Records from a collection
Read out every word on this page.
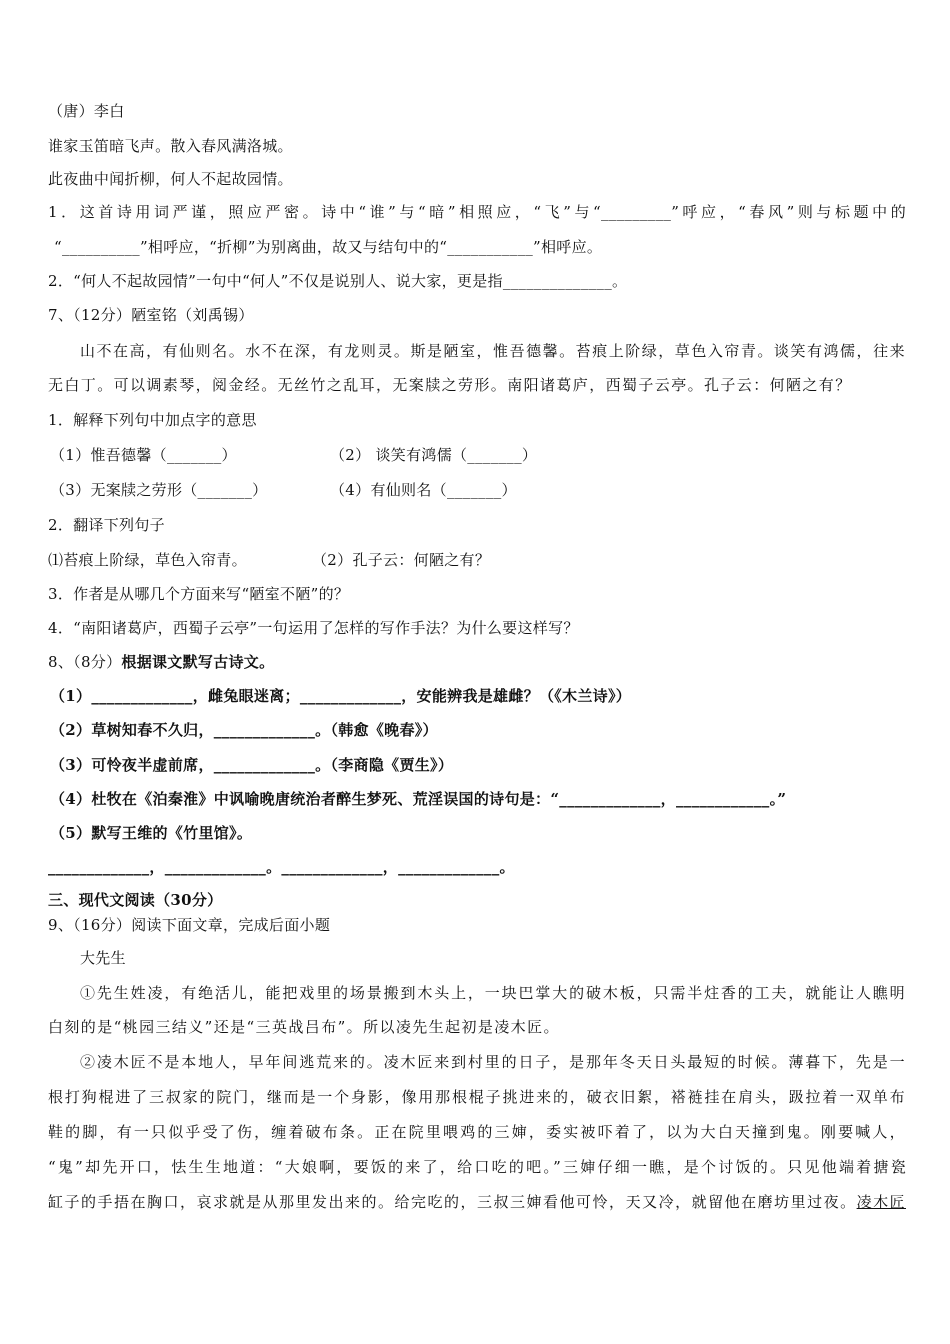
（唐）李白
谁家玉笛暗飞声。散入春风满洛城。
此夜曲中闻折柳，何人不起故园情。
1．这首诗用词严谨，照应严密。诗中“谁”与“暗”相照应，“飞”与“_________”呼应，“春风”则与标题中的
“__________”相呼应，“折柳”为别离曲，故又与结句中的“___________”相呼应。
2．“何人不起故园情”一句中“何人”不仅是说别人、说大家，更是指______________。
7、（12分）陋室铭（刘禹锡）
山不在高，有仙则名。水不在深，有龙则灵。斯是陋室，惟吾德馨。苔痕上阶绿，草色入帘青。谈笑有鸿儒，往来
无白丁。可以调素琴，阅金经。无丝竹之乱耳，无案牍之劳形。南阳诸葛庐，西蜀子云亭。孔子云：何陋之有？
1．解释下列句中加点字的意思
（1）惟吾德馨（_______）	（2） 谈笑有鸿儒（_______）
（3）无案牍之劳形（_______）	（4）有仙则名（_______）
2．翻译下列句子
⑴苔痕上阶绿，草色入帘青。	（2）孔子云：何陋之有？
3．作者是从哪几个方面来写“陋室不陋”的？
4．“南阳诸葛庐，西蜀子云亭”一句运用了怎样的写作手法？为什么要这样写？
8、（8分）根据课文默写古诗文。
（1）_____________，雌兔眼迷离；_____________，安能辨我是雄雌？（《木兰诗》）
（2）草树知春不久归，_____________。（韩愈《晚春》）
（3）可怜夜半虚前席，_____________。（李商隐《贾生》）
（4）杜牧在《泊秦淮》中讽喻晚唐统治者醉生梦死、荒淫误国的诗句是：“_____________，____________。”
（5）默写王维的《竹里馆》。
_____________，_____________。_____________，_____________。
三、现代文阅读（30分）
9、（16分）阅读下面文章，完成后面小题
大先生
①先生姓凌，有绝活儿，能把戏里的场景搬到木头上，一块巴掌大的破木板，只需半炷香的工夫，就能让人瞧明
白刻的是“桃园三结义”还是“三英战吕布”。所以凌先生起初是凌木匠。
②凌木匠不是本地人，早年间逃荒来的。凌木匠来到村里的日子，是那年冬天日头最短的时候。薄暮下，先是一
根打狗棍进了三叔家的院门，继而是一个身影，像用那根棍子挑进来的，破衣旧絮，褡裢挂在肩头，趿拉着一双单布
鞋的脚，有一只似乎受了伤，缠着破布条。正在院里喂鸡的三婶，委实被吓着了，以为大白天撞到鬼。刚要喊人，
“鬼”却先开口，怯生生地道：“大娘啊，要饭的来了，给口吃的吧。”三婶仔细一瞧，是个讨饭的。只见他端着搪瓷
缸子的手捂在胸口，哀求就是从那里发出来的。给完吃的，三叔三婶看他可怜，天又冷，就留他在磨坊里过夜。凌木匠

== WHAT IS ASKED ==
Single out each line of the records above with the string "谈笑有鸿儒" in it, and copy it.

== ANSWER TO THE PROBLEM ==
山不在高，有仙则名。水不在深，有龙则灵。斯是陋室，惟吾德馨。苔痕上阶绿，草色入帘青。谈笑有鸿儒，往来
（1）惟吾德馨（_______）	（2） 谈笑有鸿儒（_______）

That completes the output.